Material provided ->
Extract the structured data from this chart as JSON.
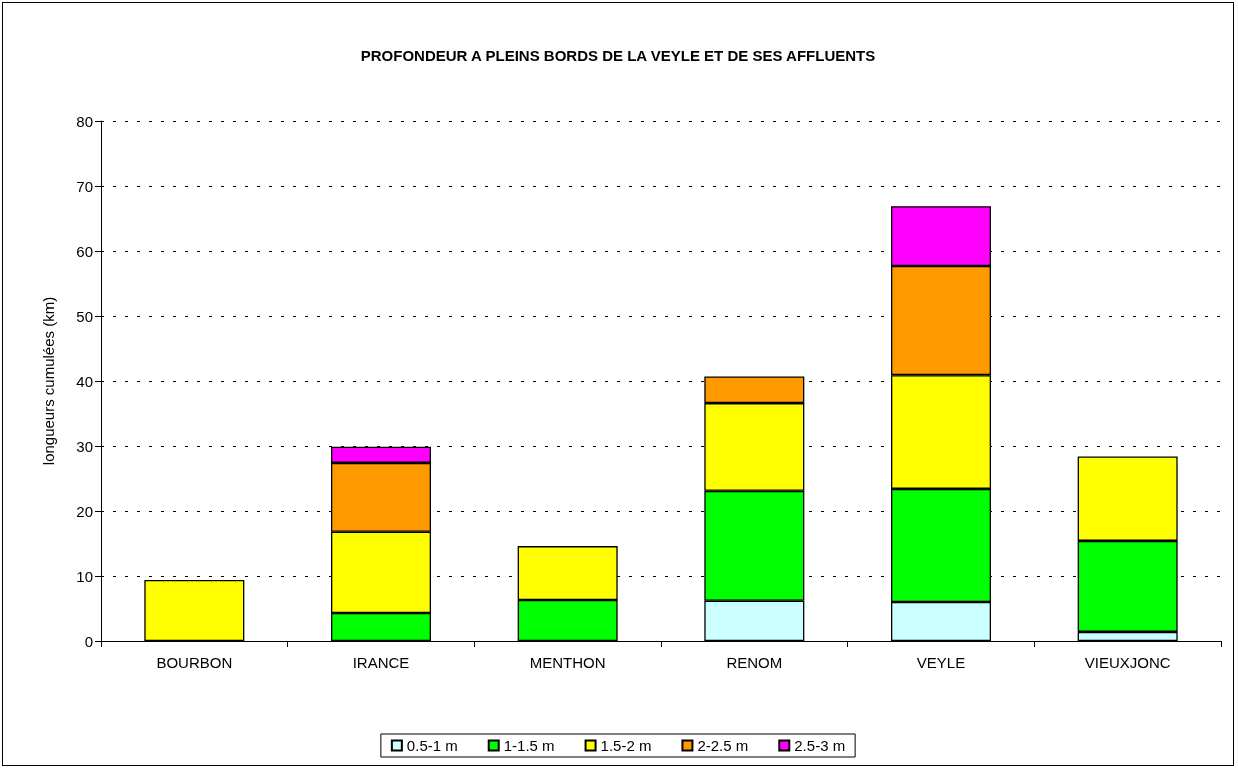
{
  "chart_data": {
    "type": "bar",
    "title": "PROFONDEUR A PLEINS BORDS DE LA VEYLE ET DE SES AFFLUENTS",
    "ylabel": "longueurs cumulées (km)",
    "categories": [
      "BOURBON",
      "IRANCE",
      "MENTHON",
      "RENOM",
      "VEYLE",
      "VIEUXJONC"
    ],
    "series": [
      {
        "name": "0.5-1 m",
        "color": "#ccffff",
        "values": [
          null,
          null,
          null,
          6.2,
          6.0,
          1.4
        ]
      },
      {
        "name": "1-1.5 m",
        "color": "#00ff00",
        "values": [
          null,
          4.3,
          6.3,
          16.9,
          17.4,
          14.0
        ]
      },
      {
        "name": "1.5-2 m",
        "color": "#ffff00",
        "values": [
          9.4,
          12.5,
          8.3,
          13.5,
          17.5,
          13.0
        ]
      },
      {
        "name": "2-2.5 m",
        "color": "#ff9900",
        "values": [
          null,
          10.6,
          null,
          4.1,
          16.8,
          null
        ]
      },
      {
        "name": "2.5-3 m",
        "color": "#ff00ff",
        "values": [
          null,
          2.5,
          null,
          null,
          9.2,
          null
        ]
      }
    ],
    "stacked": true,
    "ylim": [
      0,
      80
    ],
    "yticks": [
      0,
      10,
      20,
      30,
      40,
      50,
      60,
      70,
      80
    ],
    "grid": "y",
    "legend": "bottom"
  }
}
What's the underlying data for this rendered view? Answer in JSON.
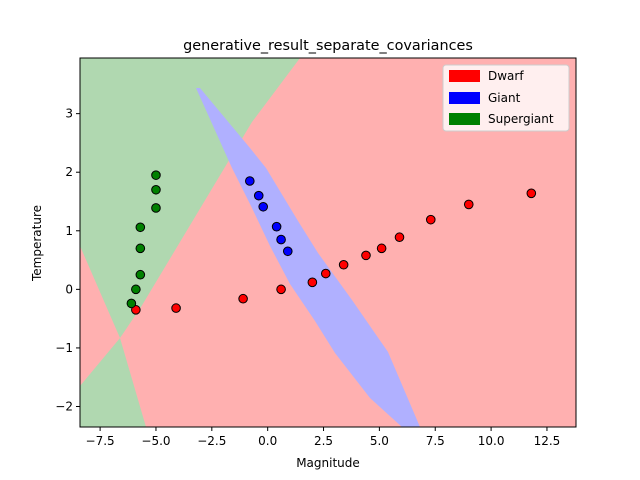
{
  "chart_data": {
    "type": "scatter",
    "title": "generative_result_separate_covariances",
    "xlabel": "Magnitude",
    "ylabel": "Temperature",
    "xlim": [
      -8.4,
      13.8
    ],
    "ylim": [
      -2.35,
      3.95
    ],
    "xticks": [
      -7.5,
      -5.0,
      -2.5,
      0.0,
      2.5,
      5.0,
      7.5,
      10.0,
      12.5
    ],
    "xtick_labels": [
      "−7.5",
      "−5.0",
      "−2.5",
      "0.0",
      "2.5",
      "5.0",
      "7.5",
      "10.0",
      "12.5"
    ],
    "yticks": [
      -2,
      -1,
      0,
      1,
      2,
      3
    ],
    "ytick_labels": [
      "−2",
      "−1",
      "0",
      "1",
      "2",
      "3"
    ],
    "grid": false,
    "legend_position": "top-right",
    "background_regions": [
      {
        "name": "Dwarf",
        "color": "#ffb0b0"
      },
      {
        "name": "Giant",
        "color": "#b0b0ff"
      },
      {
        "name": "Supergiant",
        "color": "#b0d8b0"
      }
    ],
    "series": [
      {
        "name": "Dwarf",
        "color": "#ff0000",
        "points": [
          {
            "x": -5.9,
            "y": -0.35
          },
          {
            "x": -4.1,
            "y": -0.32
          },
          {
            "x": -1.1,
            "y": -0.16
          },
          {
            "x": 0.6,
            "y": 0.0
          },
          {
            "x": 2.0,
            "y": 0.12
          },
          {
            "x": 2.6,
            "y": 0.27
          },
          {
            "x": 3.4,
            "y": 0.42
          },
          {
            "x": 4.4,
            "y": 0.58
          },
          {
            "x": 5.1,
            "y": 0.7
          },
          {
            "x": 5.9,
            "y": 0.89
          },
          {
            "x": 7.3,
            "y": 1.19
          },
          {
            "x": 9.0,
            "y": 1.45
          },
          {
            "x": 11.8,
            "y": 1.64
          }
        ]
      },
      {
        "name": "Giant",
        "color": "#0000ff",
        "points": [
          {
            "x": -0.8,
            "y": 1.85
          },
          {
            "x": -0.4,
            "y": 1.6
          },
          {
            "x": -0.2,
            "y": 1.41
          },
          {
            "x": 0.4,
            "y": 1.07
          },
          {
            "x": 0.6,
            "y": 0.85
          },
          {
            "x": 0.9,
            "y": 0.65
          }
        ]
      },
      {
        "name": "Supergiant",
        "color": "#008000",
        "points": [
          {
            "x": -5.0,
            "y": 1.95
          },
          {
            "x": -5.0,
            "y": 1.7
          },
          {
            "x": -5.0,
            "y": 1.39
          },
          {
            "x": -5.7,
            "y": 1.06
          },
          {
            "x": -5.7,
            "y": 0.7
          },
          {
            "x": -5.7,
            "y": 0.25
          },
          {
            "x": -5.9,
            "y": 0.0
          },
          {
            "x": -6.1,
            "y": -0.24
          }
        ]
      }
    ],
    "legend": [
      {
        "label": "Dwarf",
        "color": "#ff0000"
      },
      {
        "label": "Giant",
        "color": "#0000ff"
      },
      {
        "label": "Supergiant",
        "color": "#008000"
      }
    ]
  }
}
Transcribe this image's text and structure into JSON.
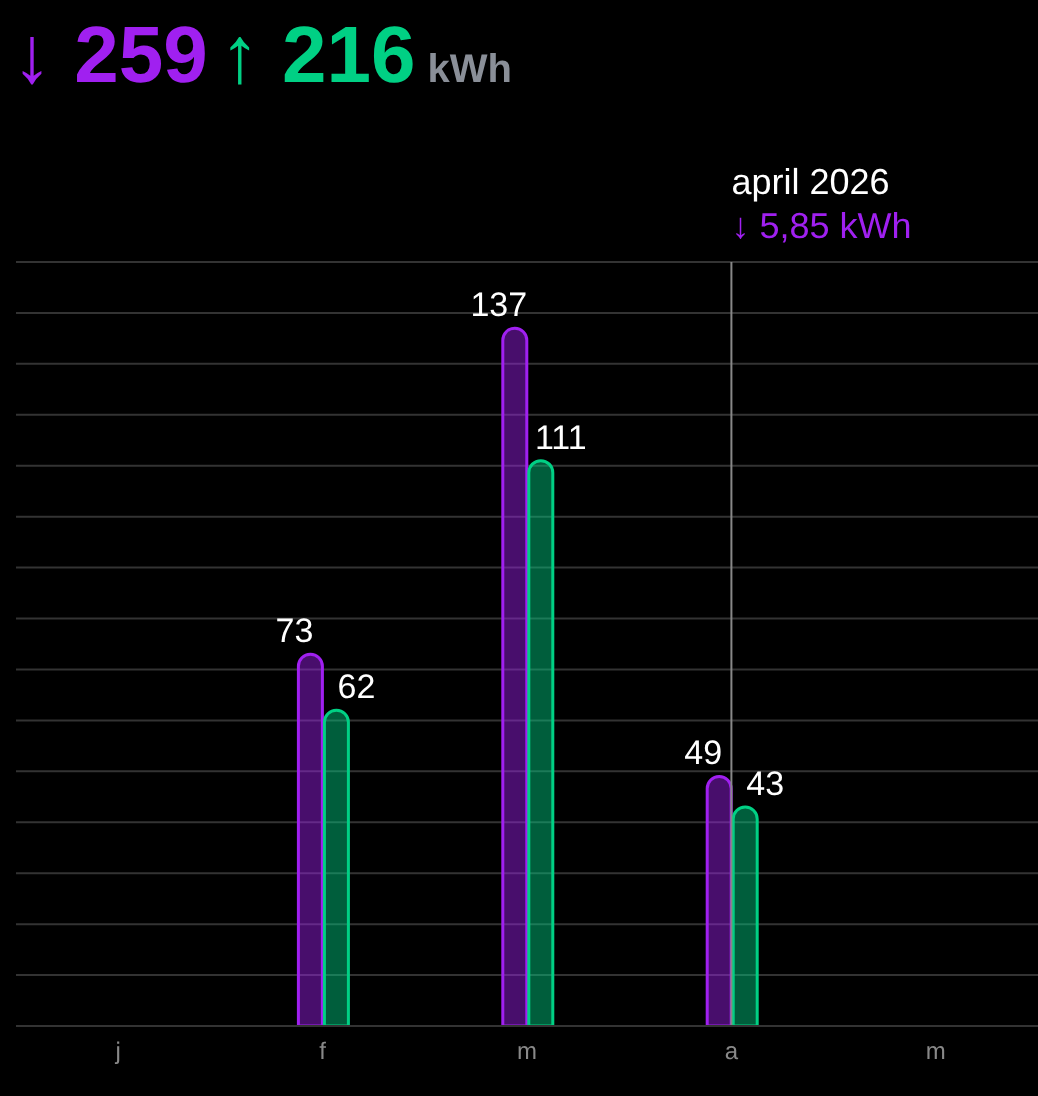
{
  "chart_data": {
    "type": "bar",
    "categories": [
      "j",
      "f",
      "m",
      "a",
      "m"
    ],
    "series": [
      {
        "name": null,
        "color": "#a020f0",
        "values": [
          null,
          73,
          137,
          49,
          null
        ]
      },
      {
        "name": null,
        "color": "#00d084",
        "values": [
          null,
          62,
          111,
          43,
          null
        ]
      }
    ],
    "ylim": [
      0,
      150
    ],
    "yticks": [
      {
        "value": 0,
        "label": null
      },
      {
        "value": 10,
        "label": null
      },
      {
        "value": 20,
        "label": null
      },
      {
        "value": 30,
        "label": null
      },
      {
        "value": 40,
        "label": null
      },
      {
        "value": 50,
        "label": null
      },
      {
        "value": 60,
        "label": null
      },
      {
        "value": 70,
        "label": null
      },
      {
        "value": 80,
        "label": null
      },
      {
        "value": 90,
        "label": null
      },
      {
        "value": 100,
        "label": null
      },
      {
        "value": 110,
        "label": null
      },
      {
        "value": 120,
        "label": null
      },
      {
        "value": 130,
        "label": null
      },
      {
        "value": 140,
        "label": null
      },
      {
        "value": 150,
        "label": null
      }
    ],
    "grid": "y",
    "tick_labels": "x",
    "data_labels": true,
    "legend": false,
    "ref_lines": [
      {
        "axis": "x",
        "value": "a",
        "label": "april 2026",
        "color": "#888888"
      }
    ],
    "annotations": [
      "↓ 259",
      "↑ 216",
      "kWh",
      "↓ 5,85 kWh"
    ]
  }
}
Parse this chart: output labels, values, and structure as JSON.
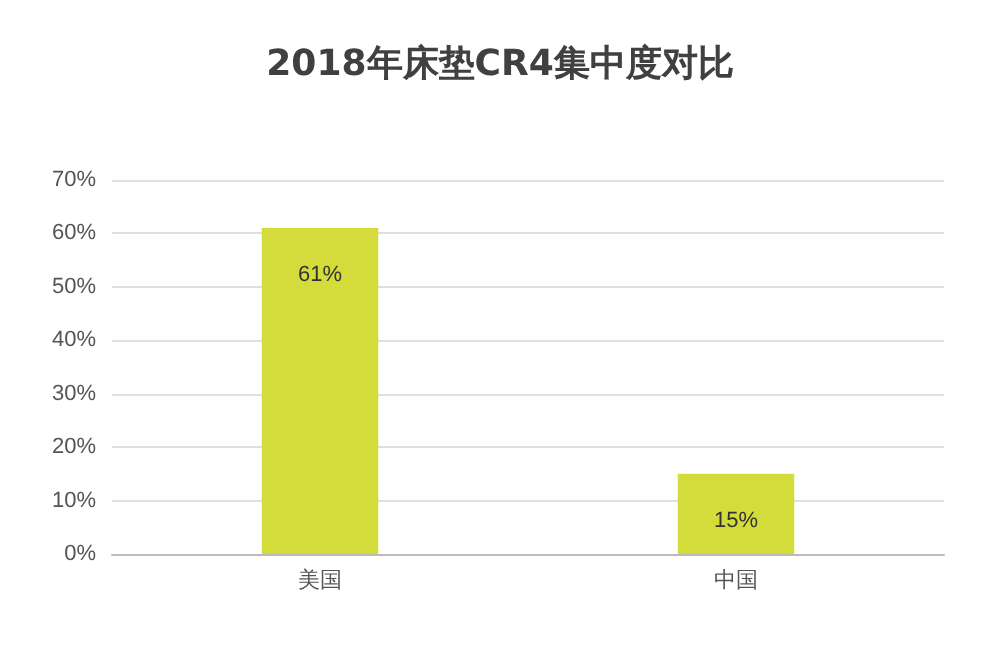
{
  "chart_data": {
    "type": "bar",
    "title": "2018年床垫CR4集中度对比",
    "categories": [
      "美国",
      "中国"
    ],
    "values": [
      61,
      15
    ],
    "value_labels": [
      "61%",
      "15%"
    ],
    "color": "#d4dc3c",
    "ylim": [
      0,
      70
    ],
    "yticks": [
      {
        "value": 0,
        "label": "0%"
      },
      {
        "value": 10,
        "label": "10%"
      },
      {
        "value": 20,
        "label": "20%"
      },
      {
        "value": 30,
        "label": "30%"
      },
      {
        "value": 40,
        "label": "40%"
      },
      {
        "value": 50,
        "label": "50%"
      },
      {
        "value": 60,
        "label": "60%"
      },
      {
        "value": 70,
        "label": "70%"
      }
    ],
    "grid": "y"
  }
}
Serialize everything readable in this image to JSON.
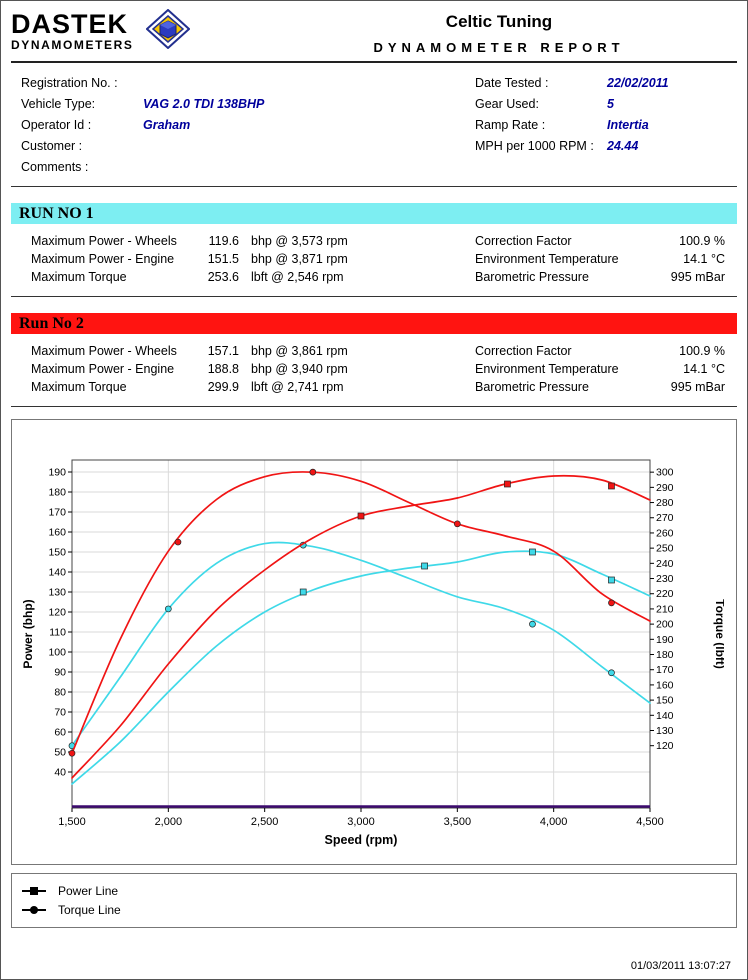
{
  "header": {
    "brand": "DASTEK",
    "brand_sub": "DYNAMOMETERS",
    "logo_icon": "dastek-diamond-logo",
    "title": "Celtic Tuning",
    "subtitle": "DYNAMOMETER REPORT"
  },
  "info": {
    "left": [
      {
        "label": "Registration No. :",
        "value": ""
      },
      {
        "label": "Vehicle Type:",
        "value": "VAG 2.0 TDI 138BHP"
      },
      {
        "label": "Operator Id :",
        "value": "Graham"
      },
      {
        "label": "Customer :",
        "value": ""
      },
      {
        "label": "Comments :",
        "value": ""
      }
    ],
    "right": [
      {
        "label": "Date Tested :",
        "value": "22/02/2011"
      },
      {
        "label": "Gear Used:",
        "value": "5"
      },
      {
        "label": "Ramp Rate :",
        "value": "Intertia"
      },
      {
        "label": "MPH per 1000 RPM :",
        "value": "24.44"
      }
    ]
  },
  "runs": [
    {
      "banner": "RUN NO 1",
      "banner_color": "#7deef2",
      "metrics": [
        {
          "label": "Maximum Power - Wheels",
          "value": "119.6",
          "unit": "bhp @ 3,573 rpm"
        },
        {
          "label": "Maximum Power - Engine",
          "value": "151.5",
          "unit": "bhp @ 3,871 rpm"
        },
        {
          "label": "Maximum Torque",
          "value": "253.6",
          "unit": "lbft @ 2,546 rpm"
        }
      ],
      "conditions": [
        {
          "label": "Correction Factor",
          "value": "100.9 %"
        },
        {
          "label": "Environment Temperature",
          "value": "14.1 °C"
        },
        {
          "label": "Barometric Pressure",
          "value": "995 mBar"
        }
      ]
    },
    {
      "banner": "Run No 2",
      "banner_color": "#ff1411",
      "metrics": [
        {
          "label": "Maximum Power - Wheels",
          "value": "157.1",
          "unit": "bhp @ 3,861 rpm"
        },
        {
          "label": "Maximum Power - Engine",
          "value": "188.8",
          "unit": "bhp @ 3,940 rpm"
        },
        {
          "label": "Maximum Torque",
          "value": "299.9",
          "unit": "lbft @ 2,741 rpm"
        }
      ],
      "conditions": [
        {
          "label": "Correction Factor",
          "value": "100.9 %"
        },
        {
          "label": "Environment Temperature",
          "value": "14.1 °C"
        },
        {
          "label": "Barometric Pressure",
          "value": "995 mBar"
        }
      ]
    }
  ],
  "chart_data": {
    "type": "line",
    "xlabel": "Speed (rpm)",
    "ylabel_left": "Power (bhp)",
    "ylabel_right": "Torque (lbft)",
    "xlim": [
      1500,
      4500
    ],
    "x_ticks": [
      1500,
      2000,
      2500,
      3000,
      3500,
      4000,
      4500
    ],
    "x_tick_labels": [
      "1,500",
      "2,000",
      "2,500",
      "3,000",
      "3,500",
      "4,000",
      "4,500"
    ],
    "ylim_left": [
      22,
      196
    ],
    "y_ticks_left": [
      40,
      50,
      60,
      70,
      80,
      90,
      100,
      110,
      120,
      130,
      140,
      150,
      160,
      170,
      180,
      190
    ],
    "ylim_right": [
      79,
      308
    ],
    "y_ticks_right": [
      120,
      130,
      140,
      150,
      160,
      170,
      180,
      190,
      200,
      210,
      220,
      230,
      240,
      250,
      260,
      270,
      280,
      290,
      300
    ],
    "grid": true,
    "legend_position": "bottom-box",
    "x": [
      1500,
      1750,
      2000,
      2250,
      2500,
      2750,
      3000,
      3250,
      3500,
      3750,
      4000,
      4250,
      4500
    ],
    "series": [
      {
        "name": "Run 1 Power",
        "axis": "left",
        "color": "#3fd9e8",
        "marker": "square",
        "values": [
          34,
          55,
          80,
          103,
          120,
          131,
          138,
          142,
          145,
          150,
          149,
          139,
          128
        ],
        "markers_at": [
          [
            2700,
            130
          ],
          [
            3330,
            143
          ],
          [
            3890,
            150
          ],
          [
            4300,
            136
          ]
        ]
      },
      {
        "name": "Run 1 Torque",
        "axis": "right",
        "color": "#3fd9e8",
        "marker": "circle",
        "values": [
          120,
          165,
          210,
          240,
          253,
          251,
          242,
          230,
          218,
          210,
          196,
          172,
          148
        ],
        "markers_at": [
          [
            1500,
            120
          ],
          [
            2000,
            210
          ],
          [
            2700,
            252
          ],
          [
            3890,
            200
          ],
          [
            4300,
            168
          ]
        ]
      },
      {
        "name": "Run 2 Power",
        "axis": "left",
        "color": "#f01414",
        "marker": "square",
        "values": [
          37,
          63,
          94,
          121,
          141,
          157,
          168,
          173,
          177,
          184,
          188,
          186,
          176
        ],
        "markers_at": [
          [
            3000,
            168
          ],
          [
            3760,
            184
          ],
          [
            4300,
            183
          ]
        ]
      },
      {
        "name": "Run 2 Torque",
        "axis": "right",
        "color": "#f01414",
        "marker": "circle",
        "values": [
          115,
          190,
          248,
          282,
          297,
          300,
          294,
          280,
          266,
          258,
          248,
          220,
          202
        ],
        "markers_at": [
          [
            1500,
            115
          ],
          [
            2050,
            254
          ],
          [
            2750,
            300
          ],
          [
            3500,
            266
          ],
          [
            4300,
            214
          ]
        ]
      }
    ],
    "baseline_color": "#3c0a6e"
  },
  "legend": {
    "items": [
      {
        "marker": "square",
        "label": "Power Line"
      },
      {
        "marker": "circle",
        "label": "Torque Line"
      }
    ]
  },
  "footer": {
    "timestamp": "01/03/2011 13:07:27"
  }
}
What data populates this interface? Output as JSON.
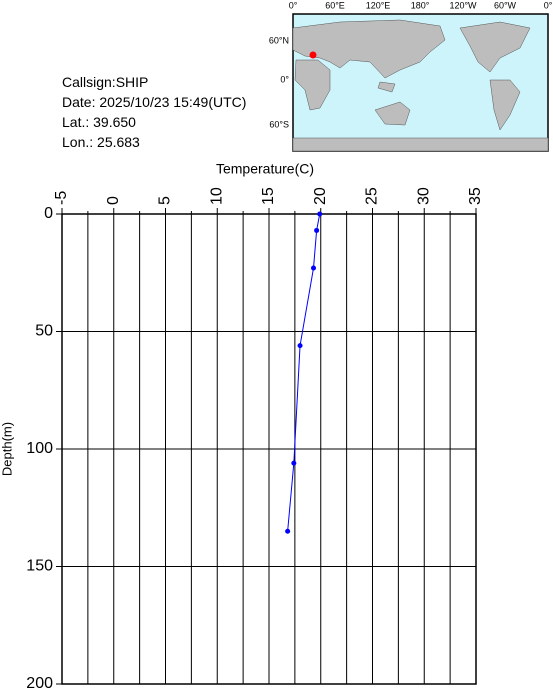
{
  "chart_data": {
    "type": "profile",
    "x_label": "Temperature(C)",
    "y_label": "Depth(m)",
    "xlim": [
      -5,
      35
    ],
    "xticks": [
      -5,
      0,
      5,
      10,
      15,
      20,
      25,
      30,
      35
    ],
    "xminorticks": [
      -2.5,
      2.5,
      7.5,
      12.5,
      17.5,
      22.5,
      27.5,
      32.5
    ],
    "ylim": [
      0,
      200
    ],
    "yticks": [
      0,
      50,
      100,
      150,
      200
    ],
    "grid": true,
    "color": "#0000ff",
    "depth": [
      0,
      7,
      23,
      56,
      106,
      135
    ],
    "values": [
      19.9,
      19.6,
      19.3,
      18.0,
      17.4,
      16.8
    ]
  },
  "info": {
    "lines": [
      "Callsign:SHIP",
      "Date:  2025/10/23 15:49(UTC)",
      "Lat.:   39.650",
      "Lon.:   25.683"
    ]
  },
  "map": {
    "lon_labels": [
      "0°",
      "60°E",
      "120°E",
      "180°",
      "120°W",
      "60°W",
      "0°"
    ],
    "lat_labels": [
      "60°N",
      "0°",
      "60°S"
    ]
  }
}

Your objective -> Copy every line that contains the string "image".

Answer in full ->
Transcribe this image's text and structure into JSON.
Serialize everything readable in this image to JSON.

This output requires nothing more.